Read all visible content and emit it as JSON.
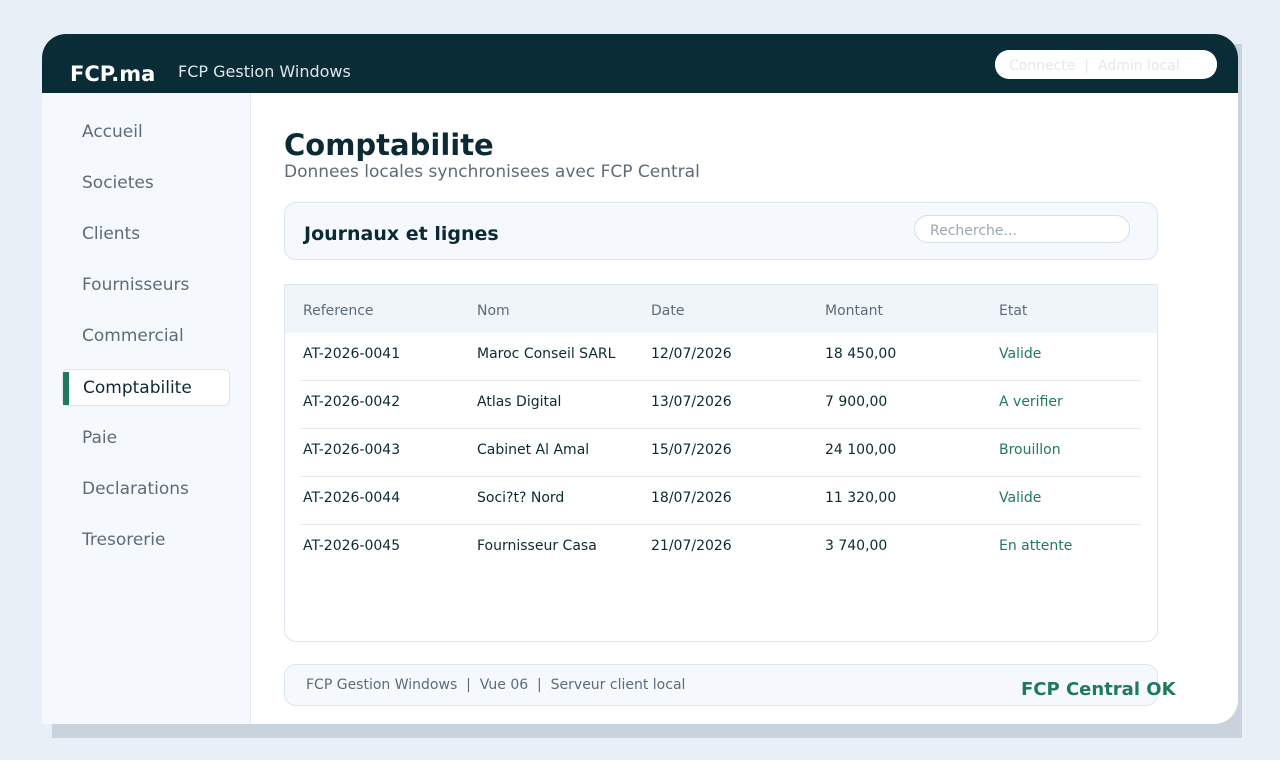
{
  "header": {
    "brand": "FCP.ma",
    "app": "FCP Gestion Windows",
    "status": "Connecte  |  Admin local"
  },
  "sidebar": {
    "items": [
      "Accueil",
      "Societes",
      "Clients",
      "Fournisseurs",
      "Commercial",
      "Comptabilite",
      "Paie",
      "Declarations",
      "Tresorerie"
    ],
    "active": 5
  },
  "page": {
    "title": "Comptabilite",
    "subtitle": "Donnees locales synchronisees avec FCP Central"
  },
  "panel": {
    "title": "Journaux et lignes",
    "search_placeholder": "Recherche..."
  },
  "table": {
    "columns": [
      "Reference",
      "Nom",
      "Date",
      "Montant",
      "Etat"
    ],
    "rows": [
      [
        "AT-2026-0041",
        "Maroc Conseil SARL",
        "12/07/2026",
        "18 450,00",
        "Valide"
      ],
      [
        "AT-2026-0042",
        "Atlas Digital",
        "13/07/2026",
        "7 900,00",
        "A verifier"
      ],
      [
        "AT-2026-0043",
        "Cabinet Al Amal",
        "15/07/2026",
        "24 100,00",
        "Brouillon"
      ],
      [
        "AT-2026-0044",
        "Soci?t? Nord",
        "18/07/2026",
        "11 320,00",
        "Valide"
      ],
      [
        "AT-2026-0045",
        "Fournisseur Casa",
        "21/07/2026",
        "3 740,00",
        "En attente"
      ]
    ]
  },
  "footer": {
    "info": "FCP Gestion Windows  |  Vue 06  |  Serveur client local",
    "status": "FCP Central OK"
  }
}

# # #

EXERCISE: Transcribe the whole listing exactly. Pictures stay out of your copy.

RESPONSE TO THIS TASK:
Read all visible content and emit it as JSON.
{
  "header": {
    "brand": "FCP.ma",
    "app": "FCP Gestion Windows",
    "status": "Connecte  |  Admin local"
  },
  "sidebar": {
    "items": [
      "Accueil",
      "Societes",
      "Clients",
      "Fournisseurs",
      "Commercial",
      "Comptabilite",
      "Paie",
      "Declarations",
      "Tresorerie"
    ],
    "active": 5
  },
  "page": {
    "title": "Comptabilite",
    "subtitle": "Donnees locales synchronisees avec FCP Central"
  },
  "panel": {
    "title": "Journaux et lignes",
    "search_placeholder": "Recherche..."
  },
  "table": {
    "columns": [
      "Reference",
      "Nom",
      "Date",
      "Montant",
      "Etat"
    ],
    "rows": [
      [
        "AT-2026-0041",
        "Maroc Conseil SARL",
        "12/07/2026",
        "18 450,00",
        "Valide"
      ],
      [
        "AT-2026-0042",
        "Atlas Digital",
        "13/07/2026",
        "7 900,00",
        "A verifier"
      ],
      [
        "AT-2026-0043",
        "Cabinet Al Amal",
        "15/07/2026",
        "24 100,00",
        "Brouillon"
      ],
      [
        "AT-2026-0044",
        "Soci?t? Nord",
        "18/07/2026",
        "11 320,00",
        "Valide"
      ],
      [
        "AT-2026-0045",
        "Fournisseur Casa",
        "21/07/2026",
        "3 740,00",
        "En attente"
      ]
    ]
  },
  "footer": {
    "info": "FCP Gestion Windows  |  Vue 06  |  Serveur client local",
    "status": "FCP Central OK"
  }
}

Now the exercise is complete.